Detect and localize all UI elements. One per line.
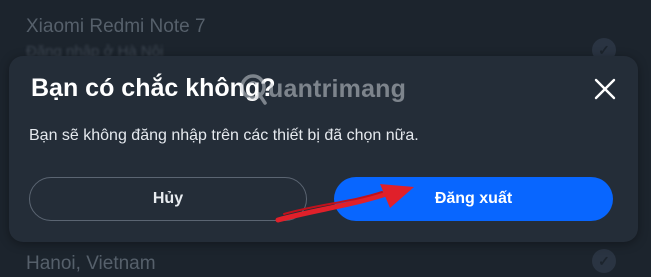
cancel-button[interactable]: Hủy xyxy=(29,177,307,221)
logout-button[interactable]: Đăng xuất xyxy=(334,177,613,221)
close-button[interactable] xyxy=(592,76,618,102)
check-circle-icon: ✓ xyxy=(592,249,616,273)
background-device-name: Xiaomi Redmi Note 7 xyxy=(26,16,206,37)
confirm-logout-dialog: Bạn có chắc không? Bạn sẽ không đăng nhậ… xyxy=(9,56,638,242)
background-location: Hanoi, Vietnam xyxy=(26,253,156,274)
screen: Xiaomi Redmi Note 7 Đăng nhập ở Hà Nội ✓… xyxy=(0,0,651,277)
close-icon xyxy=(594,78,616,100)
dialog-title: Bạn có chắc không? xyxy=(31,74,276,102)
dialog-message: Bạn sẽ không đăng nhập trên các thiết bị… xyxy=(29,127,419,144)
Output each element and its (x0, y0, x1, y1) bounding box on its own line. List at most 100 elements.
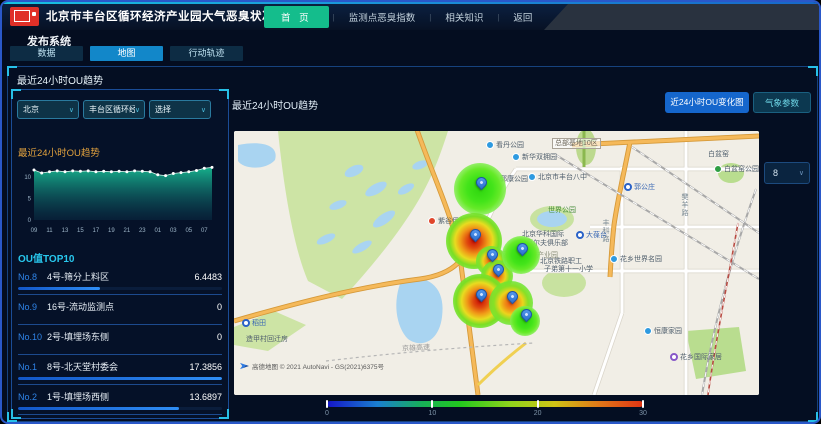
ou-rank-label: No.10 (18, 332, 47, 342)
legend-notch (642, 400, 644, 408)
ou-top-row[interactable]: No.102号-填埋场东侧0 (18, 325, 222, 355)
legend-notch (537, 400, 539, 408)
legend-tick-label: 20 (534, 410, 542, 417)
map-label: 丰科路 (602, 219, 609, 243)
nav-item-3[interactable]: 返回 (503, 7, 542, 27)
legend-notch (431, 400, 433, 408)
filter-select-value: 丰台区循环经济产 (84, 104, 135, 115)
map-label-text: 恒康家园 (654, 328, 682, 335)
ou-site-name: 8号-北天堂村委会 (47, 360, 189, 373)
tab-2[interactable]: 行动轨迹 (170, 46, 243, 61)
metro-station-icon (242, 319, 250, 327)
map-label: 花乡世界名园 (610, 255, 662, 263)
map-label-text: 看丹公园 (496, 142, 524, 149)
map-canvas[interactable]: 高德地图 © 2021 AutoNavi - GS(2021)6375号 看丹公… (234, 131, 759, 395)
ou-rank-label: No.9 (18, 302, 47, 312)
svg-text:5: 5 (28, 197, 32, 203)
blue-poi-icon (644, 327, 652, 335)
svg-text:01: 01 (154, 228, 161, 234)
ou-value: 0 (217, 332, 222, 342)
chevron-down-icon: ∨ (135, 106, 144, 114)
nav-item-2[interactable]: 相关知识 (435, 7, 493, 27)
svg-text:15: 15 (77, 228, 84, 234)
map-label-text: 京雄高速 (402, 344, 430, 352)
legend-tick-label: 10 (428, 410, 436, 417)
svg-text:11: 11 (46, 228, 53, 234)
map-label: 樊羊路 (681, 193, 688, 217)
legend-notch (326, 400, 328, 408)
ou-bar-fill (18, 377, 222, 380)
ou-rank-label: No.2 (18, 392, 47, 402)
ou-rank-label: No.8 (18, 272, 47, 282)
ou-bar-fill (18, 287, 100, 290)
svg-text:05: 05 (185, 228, 192, 234)
map-label: 恒康家园 (644, 327, 682, 335)
map-label-text: 郭公庄 (634, 184, 655, 191)
ou-site-name: 4号-筛分上料区 (47, 270, 194, 283)
filter-select-value: 北京 (18, 104, 69, 115)
header-bar: 北京市丰台区循环经济产业园大气恶臭状况实时 首 页|监测点恶臭指数|相关知识|返… (2, 4, 819, 30)
blue-poi-icon (610, 255, 618, 263)
ou-top-row-text: No.102号-填埋场东侧0 (18, 325, 222, 343)
ou-site-name: 2号-填埋场东侧 (47, 330, 217, 343)
filter-select-0[interactable]: 北京∨ (17, 100, 79, 119)
map-label-text: 白盆窑公园 (724, 166, 759, 173)
corner-accent (219, 409, 229, 419)
map-label-text: 造甲村回迁房 (246, 336, 288, 343)
map-label: 世界公园 (548, 207, 576, 214)
ou-top-row-text: No.18号-北天堂村委会17.3856 (18, 355, 222, 373)
weather-params-button[interactable]: 气象参数 (753, 92, 811, 113)
corner-accent (219, 89, 229, 99)
purple-poi-icon (670, 353, 678, 361)
ou-top-row-text: No.916号-流动监测点0 (18, 295, 222, 313)
map-label: 看丹公园 (486, 141, 524, 149)
map-label: 京雄高速 (402, 344, 430, 352)
map-level-select[interactable]: 8 ∨ (764, 162, 810, 184)
ou-top-row[interactable]: No.21号-填埋场西侧13.6897 (18, 385, 222, 415)
tab-1[interactable]: 地图 (90, 46, 163, 61)
map-label-text: 花乡世界名园 (620, 256, 662, 263)
ou-top-list: No.84号-筛分上料区6.4483No.916号-流动监测点0No.102号-… (18, 265, 222, 415)
svg-text:0: 0 (28, 218, 32, 224)
map-section-title: 最近24小时OU趋势 (232, 97, 318, 112)
svg-text:17: 17 (93, 228, 100, 234)
ou-top-row[interactable]: No.916号-流动监测点0 (18, 295, 222, 325)
corner-accent (11, 409, 21, 419)
nav-item-1[interactable]: 监测点恶臭指数 (339, 7, 426, 27)
map-label: 新华双拥园 (512, 153, 557, 161)
amap-logo-icon (240, 362, 249, 371)
svg-text:03: 03 (170, 228, 177, 234)
ou-top-row[interactable]: No.84号-筛分上料区6.4483 (18, 265, 222, 295)
map-label-text: 花乡国际家居 (680, 354, 722, 361)
filter-select-value: 选择 (150, 104, 201, 115)
ou-site-name: 16号-流动监测点 (47, 300, 217, 313)
ou-bar-track (18, 377, 222, 380)
blue-poi-icon (486, 141, 494, 149)
tab-0[interactable]: 数据 (10, 46, 83, 61)
ou-change-chart-button[interactable]: 近24小时OU变化图 (665, 92, 749, 113)
ou-value: 0 (217, 302, 222, 312)
ou-top-row[interactable]: No.18号-北天堂村委会17.3856 (18, 355, 222, 385)
map-label: 郭公庄 (624, 183, 655, 191)
ou-top-row-text: No.84号-筛分上料区6.4483 (18, 265, 222, 283)
filter-select-2[interactable]: 选择∨ (149, 100, 211, 119)
map-label: 白盆窑公园 (714, 165, 759, 173)
ou-top-title: OU值TOP10 (18, 250, 75, 265)
blue-poi-icon (528, 173, 536, 181)
map-label-text: 丰科路 (602, 219, 609, 243)
map-label: 白盆窑 (708, 151, 729, 158)
metro-station-icon (624, 183, 632, 191)
svg-text:23: 23 (139, 228, 146, 234)
view-tabs: 数据地图行动轨迹 (10, 46, 243, 61)
green-poi-icon (714, 165, 722, 173)
heatmap-legend-labels: 0102030 (327, 410, 643, 420)
map-label-text: 稻田 (252, 320, 266, 327)
ou-value: 13.6897 (189, 392, 222, 402)
nav-item-0[interactable]: 首 页 (264, 6, 329, 28)
svg-text:19: 19 (108, 228, 115, 234)
heatmap-legend-bar (327, 401, 643, 407)
corner-accent (808, 412, 818, 422)
nav-separator: | (333, 13, 335, 22)
filter-select-1[interactable]: 丰台区循环经济产∨ (83, 100, 145, 119)
ou-trend-chart: 0911131517192123010305070510 (18, 158, 222, 242)
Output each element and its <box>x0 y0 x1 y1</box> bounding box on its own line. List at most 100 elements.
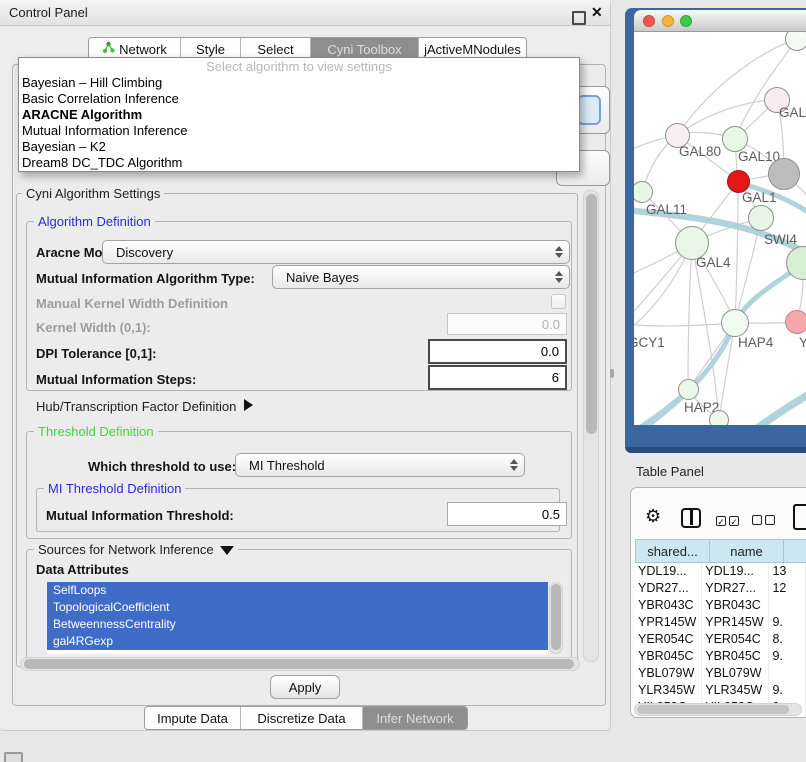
hub-definition-label: Hub/Transcription Factor Definition <box>36 399 236 414</box>
table-cell: YDR27... <box>635 580 702 597</box>
table-cell: YLR345W <box>635 682 702 699</box>
mi-type-select[interactable]: Naive Bayes <box>272 265 570 289</box>
network-window-shadow <box>625 447 806 453</box>
table-row[interactable]: YDR27...YDR27...12 <box>635 580 806 597</box>
network-node[interactable] <box>709 410 729 425</box>
mi-steps-field[interactable] <box>428 365 567 390</box>
close-panel-icon[interactable]: ✕ <box>591 4 603 21</box>
which-threshold-select[interactable]: MI Threshold <box>235 453 525 477</box>
table-cell: YER054C <box>635 631 702 648</box>
table-cell: YPR145W <box>635 614 702 631</box>
mi-type-label: Mutual Information Algorithm Type: <box>36 271 255 286</box>
which-threshold-label: Which threshold to use: <box>88 459 236 474</box>
control-panel-title: Control Panel <box>9 5 88 20</box>
dpi-tolerance-field[interactable] <box>428 339 567 364</box>
apply-button-label: Apply <box>289 680 322 695</box>
cyni-algorithm-settings-title: Cyni Algorithm Settings <box>22 186 164 201</box>
table-cell: YBR043C <box>702 597 769 614</box>
attribute-item-gal4rgexp[interactable]: gal4RGexp <box>47 633 548 650</box>
minimize-window-button[interactable] <box>662 15 674 27</box>
table-cell: YDL19... <box>702 563 769 580</box>
algorithm-option-aracne-algorithm[interactable]: ARACNE Algorithm <box>19 107 579 123</box>
algorithm-option-basic-correlation-inference[interactable]: Basic Correlation Inference <box>19 91 579 107</box>
manual-kernel-checkbox[interactable] <box>551 294 566 309</box>
network-node-y[interactable] <box>785 310 806 334</box>
focused-spinner-fragment[interactable] <box>577 95 601 125</box>
sources-group-header[interactable]: Sources for Network Inference <box>34 542 238 557</box>
attribute-item-topologicalcoefficient[interactable]: TopologicalCoefficient <box>47 599 548 616</box>
algorithm-option-bayesian-k2[interactable]: Bayesian – K2 <box>19 139 579 155</box>
mi-threshold-field[interactable] <box>447 502 567 526</box>
settings-scrollbar-thumb[interactable] <box>586 194 597 434</box>
deselect-all-rows-icon[interactable] <box>752 512 778 530</box>
attributes-scrollbar-thumb[interactable] <box>551 584 561 650</box>
column-header-name[interactable]: name <box>709 539 783 563</box>
table-cell: YBL079W <box>635 665 702 682</box>
kernel-width-field[interactable] <box>447 313 567 335</box>
network-node-label: GAL11 <box>646 202 687 217</box>
attribute-item-selfloops[interactable]: SelfLoops <box>47 582 548 599</box>
tab-label: Discretize Data <box>257 711 345 726</box>
tab-infer-network[interactable]: Infer Network <box>363 707 467 729</box>
aracne-mode-select[interactable]: Discovery <box>102 240 570 264</box>
table-row[interactable]: YBR043CYBR043C <box>635 597 806 614</box>
algorithm-option-dream8-dc-tdc-algorithm[interactable]: Dream8 DC_TDC Algorithm <box>19 155 579 171</box>
table-settings-gear-icon[interactable]: ⚙ <box>645 506 661 527</box>
network-window-titlebar[interactable] <box>634 10 806 32</box>
data-attributes-list: SelfLoopsTopologicalCoefficientBetweenne… <box>47 582 548 654</box>
table-row[interactable]: YBR045CYBR045C9. <box>635 648 806 665</box>
table-cell: 9. <box>769 614 806 631</box>
table-row[interactable]: YBL079WYBL079W <box>635 665 806 682</box>
aracne-mode-value: Discovery <box>116 245 173 260</box>
table-cell: YBL079W <box>702 665 769 682</box>
column-visibility-icon[interactable] <box>681 508 701 528</box>
table-cell: 8. <box>769 631 806 648</box>
data-attributes-label: Data Attributes <box>36 562 129 577</box>
kernel-width-label: Kernel Width (0,1): <box>36 320 151 335</box>
algorithm-option-bayesian-hill-climbing[interactable]: Bayesian – Hill Climbing <box>19 75 579 91</box>
table-panel-title: Table Panel <box>636 464 704 479</box>
export-table-icon[interactable] <box>793 504 806 530</box>
panel-splitter-grip[interactable] <box>610 369 614 378</box>
column-header-hidden[interactable] <box>783 539 806 563</box>
table-row[interactable]: YER054CYER054C8. <box>635 631 806 648</box>
table-row[interactable]: YLR345WYLR345W9. <box>635 682 806 699</box>
table-cell: 9. <box>769 682 806 699</box>
tab-label: Infer Network <box>376 711 453 726</box>
tab-label: jActiveMNodules <box>424 42 521 57</box>
dpi-tolerance-label: DPI Tolerance [0,1]: <box>36 346 156 361</box>
select-all-rows-icon[interactable]: ✓✓ <box>716 512 742 530</box>
mi-threshold-label: Mutual Information Threshold: <box>46 508 234 523</box>
mi-type-value: Naive Bayes <box>286 270 359 285</box>
apply-button[interactable]: Apply <box>270 675 340 699</box>
tab-label: Network <box>119 42 167 57</box>
tab-impute-data[interactable]: Impute Data <box>145 707 241 729</box>
collapse-down-icon <box>220 546 234 555</box>
network-canvas[interactable]: GALGAL80GAL10GAL1GAL11SWI4GAL4GCY1HAP4YH… <box>634 32 806 425</box>
algorithm-definition-title: Algorithm Definition <box>34 214 155 229</box>
network-node-hap4[interactable] <box>721 309 749 337</box>
float-panel-icon[interactable] <box>572 11 586 25</box>
table-cell: YBR045C <box>635 648 702 665</box>
close-window-button[interactable] <box>643 15 655 27</box>
settings-hscrollbar-thumb[interactable] <box>24 659 574 669</box>
network-node-label: GAL80 <box>679 144 721 159</box>
zoom-window-button[interactable] <box>680 15 692 27</box>
hub-definition-expander[interactable]: Hub/Transcription Factor Definition <box>36 399 253 414</box>
tab-discretize-data[interactable]: Discretize Data <box>241 707 363 729</box>
stepper-arrows-icon <box>509 458 517 472</box>
network-node-hap2[interactable] <box>678 379 699 400</box>
attribute-item-betweennesscentrality[interactable]: BetweennessCentrality <box>47 616 548 633</box>
network-node-label: GAL <box>779 105 806 120</box>
column-header-shared[interactable]: shared... <box>635 539 709 563</box>
table-row[interactable]: YPR145WYPR145W9. <box>635 614 806 631</box>
table-hscrollbar-thumb[interactable] <box>637 705 789 714</box>
cyni-bottom-tab-bar: Impute Data Discretize Data Infer Network <box>144 706 468 730</box>
algorithm-option-mutual-information-inference[interactable]: Mutual Information Inference <box>19 123 579 139</box>
table-row[interactable]: YDL19...YDL19...13 <box>635 563 806 580</box>
network-node-swi4[interactable] <box>748 205 774 231</box>
stepper-arrows-icon <box>554 270 562 284</box>
network-node[interactable] <box>768 158 800 190</box>
minimized-panel-icon[interactable] <box>4 752 23 762</box>
expand-right-icon <box>244 399 253 411</box>
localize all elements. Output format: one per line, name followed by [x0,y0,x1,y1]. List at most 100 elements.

» **Task brief**:
Can you copy out, character for character, everything in the material above from the line containing "hub-definition-label: Hub/Transcription Factor" down to the line containing "dpi-tolerance-field[interactable] <box>428 339", including both of those lines?

» **Response below**:
hub-definition-label: Hub/Transcription Factor Definition <box>36 399 236 414</box>
table-cell: YDR27... <box>635 580 702 597</box>
table-cell: YLR345W <box>635 682 702 699</box>
mi-type-select[interactable]: Naive Bayes <box>272 265 570 289</box>
network-window-shadow <box>625 447 806 453</box>
table-row[interactable]: YDR27...YDR27...12 <box>635 580 806 597</box>
network-node[interactable] <box>709 410 729 425</box>
mi-steps-field[interactable] <box>428 365 567 390</box>
close-panel-icon[interactable]: ✕ <box>591 4 603 21</box>
which-threshold-select[interactable]: MI Threshold <box>235 453 525 477</box>
table-cell: YER054C <box>635 631 702 648</box>
table-cell: YPR145W <box>635 614 702 631</box>
mi-type-label: Mutual Information Algorithm Type: <box>36 271 255 286</box>
which-threshold-label: Which threshold to use: <box>88 459 236 474</box>
control-panel-title: Control Panel <box>9 5 88 20</box>
dpi-tolerance-field[interactable] <box>428 339 567 364</box>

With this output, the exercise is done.